> _Do this_
Pick out each line of the records that includes the string "marker", and copy it.

> _Data provided_

## start

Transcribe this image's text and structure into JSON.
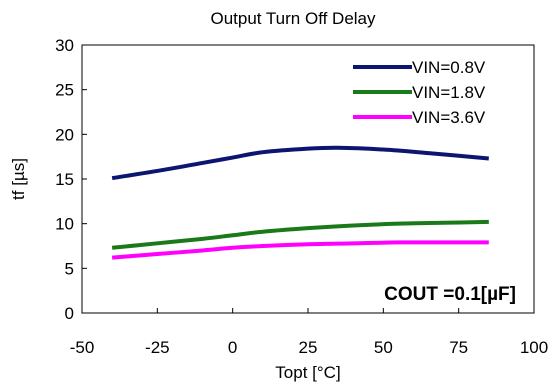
{
  "chart_data": {
    "type": "line",
    "title": "Output Turn Off Delay",
    "xlabel": "Topt [°C]",
    "ylabel": "tf [µs]",
    "xlim": [
      -50,
      100
    ],
    "ylim": [
      0,
      30
    ],
    "xticks": [
      "-50",
      "-25",
      "0",
      "25",
      "50",
      "75",
      "100"
    ],
    "yticks": [
      "0",
      "5",
      "10",
      "15",
      "20",
      "25",
      "30"
    ],
    "xtick_values": [
      -50,
      -25,
      0,
      25,
      50,
      75,
      100
    ],
    "ytick_values": [
      0,
      5,
      10,
      15,
      20,
      25,
      30
    ],
    "grid": false,
    "legend_position": "top-right",
    "annotation": "COUT =0.1[µF]",
    "series": [
      {
        "name": "VIN=0.8V",
        "color": "#0c1670",
        "x": [
          -40,
          -25,
          -10,
          0,
          10,
          25,
          35,
          50,
          65,
          85
        ],
        "y": [
          15.1,
          15.9,
          16.8,
          17.4,
          18.0,
          18.4,
          18.5,
          18.3,
          17.9,
          17.3
        ]
      },
      {
        "name": "VIN=1.8V",
        "color": "#1a7a1a",
        "x": [
          -40,
          -25,
          -10,
          0,
          10,
          25,
          40,
          55,
          70,
          85
        ],
        "y": [
          7.3,
          7.8,
          8.3,
          8.7,
          9.1,
          9.5,
          9.8,
          10.0,
          10.1,
          10.2
        ]
      },
      {
        "name": "VIN=3.6V",
        "color": "#ff00ff",
        "x": [
          -40,
          -25,
          -10,
          0,
          10,
          25,
          40,
          55,
          70,
          85
        ],
        "y": [
          6.2,
          6.6,
          7.0,
          7.3,
          7.5,
          7.7,
          7.8,
          7.9,
          7.9,
          7.9
        ]
      }
    ]
  }
}
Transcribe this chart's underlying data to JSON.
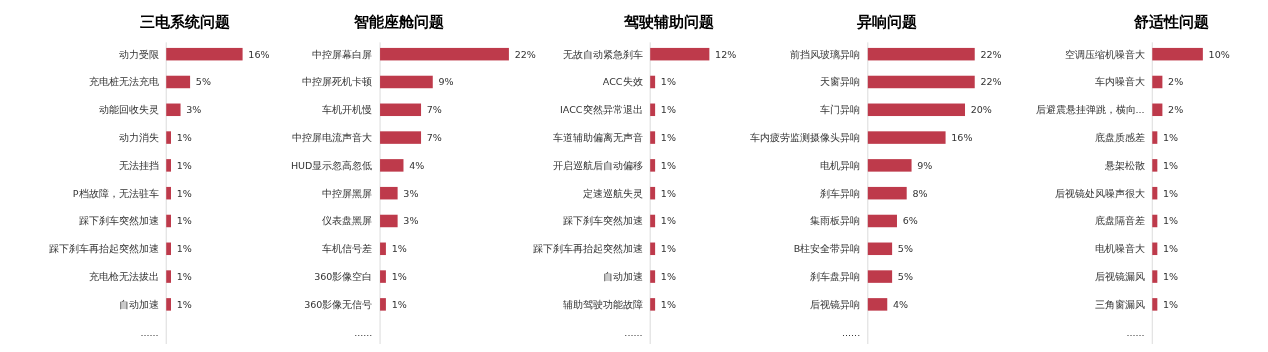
{
  "chart_data": [
    {
      "type": "bar",
      "orientation": "horizontal",
      "title": "三电系统问题",
      "categories": [
        "动力受限",
        "充电桩无法充电",
        "动能回收失灵",
        "动力消失",
        "无法挂挡",
        "P档故障，无法驻车",
        "踩下刹车突然加速",
        "踩下刹车再抬起突然加速",
        "充电枪无法拔出",
        "自动加速",
        "......"
      ],
      "values": [
        16,
        5,
        3,
        1,
        1,
        1,
        1,
        1,
        1,
        1,
        null
      ],
      "value_labels": [
        "16%",
        "5%",
        "3%",
        "1%",
        "1%",
        "1%",
        "1%",
        "1%",
        "1%",
        "1%",
        null
      ],
      "color": "#be3a4b",
      "tick_labels": "y"
    },
    {
      "type": "bar",
      "orientation": "horizontal",
      "title": "智能座舱问题",
      "categories": [
        "中控屏幕白屏",
        "中控屏死机卡顿",
        "车机开机慢",
        "中控屏电流声音大",
        "HUD显示忽高忽低",
        "中控屏黑屏",
        "仪表盘黑屏",
        "车机信号差",
        "360影像空白",
        "360影像无信号",
        "......"
      ],
      "values": [
        22,
        9,
        7,
        7,
        4,
        3,
        3,
        1,
        1,
        1,
        null
      ],
      "value_labels": [
        "22%",
        "9%",
        "7%",
        "7%",
        "4%",
        "3%",
        "3%",
        "1%",
        "1%",
        "1%",
        null
      ],
      "color": "#be3a4b",
      "tick_labels": "y"
    },
    {
      "type": "bar",
      "orientation": "horizontal",
      "title": "驾驶辅助问题",
      "categories": [
        "无故自动紧急刹车",
        "ACC失效",
        "IACC突然异常退出",
        "车道辅助偏离无声音",
        "开启巡航后自动偏移",
        "定速巡航失灵",
        "踩下刹车突然加速",
        "踩下刹车再抬起突然加速",
        "自动加速",
        "辅助驾驶功能故障",
        "......"
      ],
      "values": [
        12,
        1,
        1,
        1,
        1,
        1,
        1,
        1,
        1,
        1,
        null
      ],
      "value_labels": [
        "12%",
        "1%",
        "1%",
        "1%",
        "1%",
        "1%",
        "1%",
        "1%",
        "1%",
        "1%",
        null
      ],
      "color": "#be3a4b",
      "tick_labels": "y"
    },
    {
      "type": "bar",
      "orientation": "horizontal",
      "title": "异响问题",
      "categories": [
        "前挡风玻璃异响",
        "天窗异响",
        "车门异响",
        "车内疲劳监测摄像头异响",
        "电机异响",
        "刹车异响",
        "集雨板异响",
        "B柱安全带异响",
        "刹车盘异响",
        "后视镜异响",
        "......"
      ],
      "values": [
        22,
        22,
        20,
        16,
        9,
        8,
        6,
        5,
        5,
        4,
        null
      ],
      "value_labels": [
        "22%",
        "22%",
        "20%",
        "16%",
        "9%",
        "8%",
        "6%",
        "5%",
        "5%",
        "4%",
        null
      ],
      "color": "#be3a4b",
      "tick_labels": "y"
    },
    {
      "type": "bar",
      "orientation": "horizontal",
      "title": "舒适性问题",
      "categories": [
        "空调压缩机噪音大",
        "车内噪音大",
        "后避震悬挂弹跳，横向...",
        "底盘质感差",
        "悬架松散",
        "后视镜处风噪声很大",
        "底盘隔音差",
        "电机噪音大",
        "后视镜漏风",
        "三角窗漏风",
        "......"
      ],
      "values": [
        10,
        2,
        2,
        1,
        1,
        1,
        1,
        1,
        1,
        1,
        null
      ],
      "value_labels": [
        "10%",
        "2%",
        "2%",
        "1%",
        "1%",
        "1%",
        "1%",
        "1%",
        "1%",
        "1%",
        null
      ],
      "color": "#be3a4b",
      "tick_labels": "y"
    }
  ]
}
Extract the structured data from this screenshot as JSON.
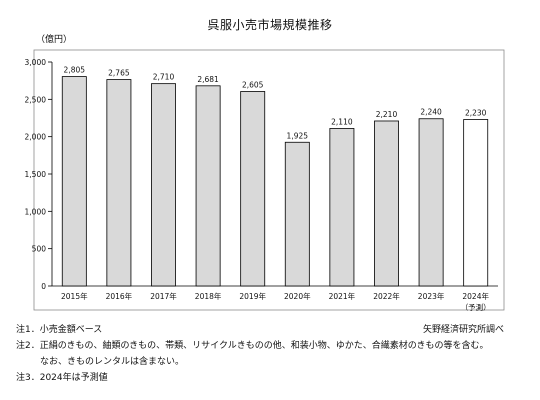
{
  "page": {
    "source": "矢野経済研究所調べ",
    "notes": [
      "注1．小売金額ベース",
      "注2．正絹のきもの、紬類のきもの、帯類、リサイクルきものの他、和装小物、ゆかた、合繊素材のきもの等を含む。",
      "なお、きものレンタルは含まない。",
      "注3．2024年は予測値"
    ]
  },
  "chart_data": {
    "type": "bar",
    "title": "呉服小売市場規模推移",
    "ylabel": "（億円）",
    "xlabel": "",
    "ylim": [
      0,
      3000
    ],
    "yticks": [
      0,
      500,
      1000,
      1500,
      2000,
      2500,
      3000
    ],
    "ytick_labels": [
      "0",
      "500",
      "1,000",
      "1,500",
      "2,000",
      "2,500",
      "3,000"
    ],
    "grid": false,
    "legend": "none",
    "categories": [
      "2015年",
      "2016年",
      "2017年",
      "2018年",
      "2019年",
      "2020年",
      "2021年",
      "2022年",
      "2023年",
      "2024年"
    ],
    "category_sublabels": [
      "",
      "",
      "",
      "",
      "",
      "",
      "",
      "",
      "",
      "（予測）"
    ],
    "values": [
      2805,
      2765,
      2710,
      2681,
      2605,
      1925,
      2110,
      2210,
      2240,
      2230
    ],
    "value_labels": [
      "2,805",
      "2,765",
      "2,710",
      "2,681",
      "2,605",
      "1,925",
      "2,110",
      "2,210",
      "2,240",
      "2,230"
    ],
    "forecast_flags": [
      false,
      false,
      false,
      false,
      false,
      false,
      false,
      false,
      false,
      true
    ],
    "colors": {
      "bar": "#d9d9d9",
      "bar_forecast": "#ffffff",
      "bar_stroke": "#000000",
      "axis": "#000000",
      "plot_border": "#8c8c8c"
    }
  }
}
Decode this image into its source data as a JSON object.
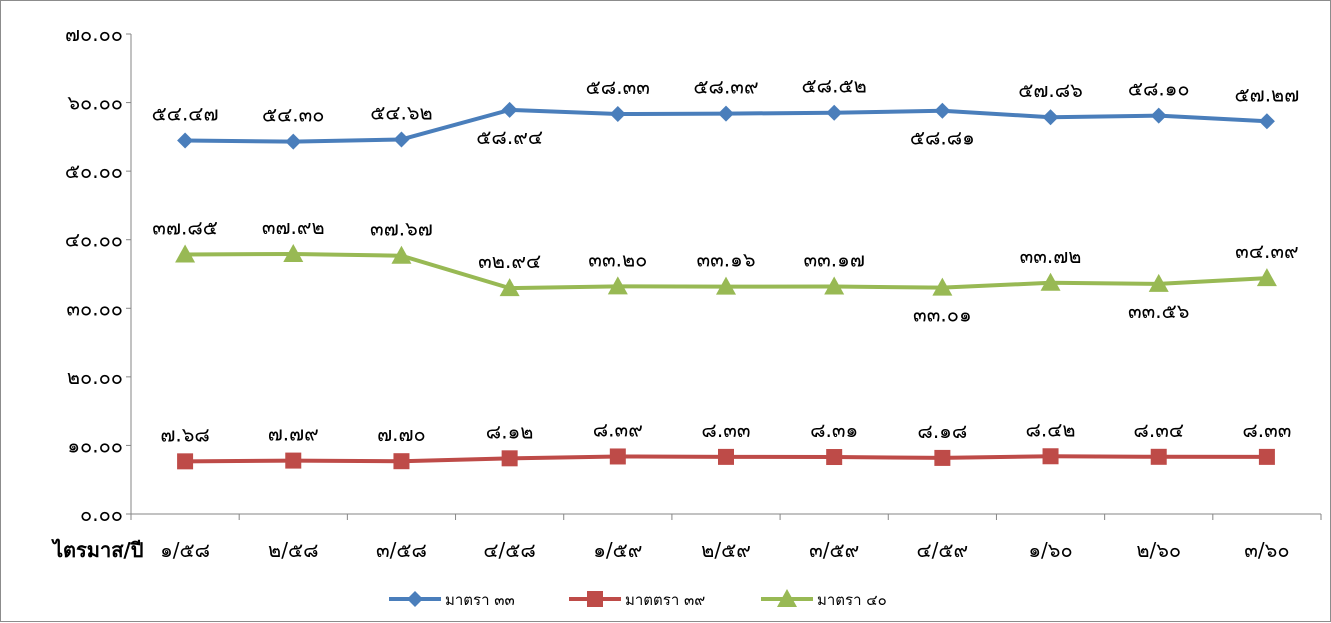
{
  "chart_data": {
    "type": "line",
    "xlabel": "ไตรมาส/ปี",
    "ylabel": "",
    "ylim": [
      0,
      70
    ],
    "yticks": [
      0,
      10,
      20,
      30,
      40,
      50,
      60,
      70
    ],
    "ytick_labels": [
      "๐.๐๐",
      "๑๐.๐๐",
      "๒๐.๐๐",
      "๓๐.๐๐",
      "๔๐.๐๐",
      "๕๐.๐๐",
      "๖๐.๐๐",
      "๗๐.๐๐"
    ],
    "grid": false,
    "legend_position": "bottom",
    "categories": [
      "๑/๕๘",
      "๒/๕๘",
      "๓/๕๘",
      "๔/๕๘",
      "๑/๕๙",
      "๒/๕๙",
      "๓/๕๙",
      "๔/๕๙",
      "๑/๖๐",
      "๒/๖๐",
      "๓/๖๐"
    ],
    "series": [
      {
        "name": "มาตรา ๓๓",
        "color": "#4a7ebb",
        "marker": "diamond",
        "values": [
          54.47,
          54.3,
          54.62,
          58.94,
          58.33,
          58.39,
          58.52,
          58.81,
          57.86,
          58.1,
          57.27
        ],
        "labels": [
          "๕๔.๔๗",
          "๕๔.๓๐",
          "๕๔.๖๒",
          "๕๘.๙๔",
          "๕๘.๓๓",
          "๕๘.๓๙",
          "๕๘.๕๒",
          "๕๘.๘๑",
          "๕๗.๘๖",
          "๕๘.๑๐",
          "๕๗.๒๗"
        ],
        "label_side": [
          "above",
          "above",
          "above",
          "below",
          "above",
          "above",
          "above",
          "below",
          "above",
          "above",
          "above"
        ]
      },
      {
        "name": "มาตตรา ๓๙",
        "color": "#be4b48",
        "marker": "square",
        "values": [
          7.68,
          7.79,
          7.7,
          8.12,
          8.39,
          8.33,
          8.31,
          8.18,
          8.42,
          8.34,
          8.33
        ],
        "labels": [
          "๗.๖๘",
          "๗.๗๙",
          "๗.๗๐",
          "๘.๑๒",
          "๘.๓๙",
          "๘.๓๓",
          "๘.๓๑",
          "๘.๑๘",
          "๘.๔๒",
          "๘.๓๔",
          "๘.๓๓"
        ],
        "label_side": [
          "above",
          "above",
          "above",
          "above",
          "above",
          "above",
          "above",
          "above",
          "above",
          "above",
          "above"
        ]
      },
      {
        "name": "มาตรา ๔๐",
        "color": "#98b954",
        "marker": "triangle",
        "values": [
          37.85,
          37.92,
          37.67,
          32.94,
          33.2,
          33.16,
          33.17,
          33.01,
          33.72,
          33.56,
          34.39
        ],
        "labels": [
          "๓๗.๘๕",
          "๓๗.๙๒",
          "๓๗.๖๗",
          "๓๒.๙๔",
          "๓๓.๒๐",
          "๓๓.๑๖",
          "๓๓.๑๗",
          "๓๓.๐๑",
          "๓๓.๗๒",
          "๓๓.๕๖",
          "๓๔.๓๙"
        ],
        "label_side": [
          "above",
          "above",
          "above",
          "above",
          "above",
          "above",
          "above",
          "below",
          "above",
          "below",
          "above"
        ]
      }
    ]
  }
}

## end

> _Written solution_
        "marker": "diamond",
        "marker": "square",
        "marker": "triangle",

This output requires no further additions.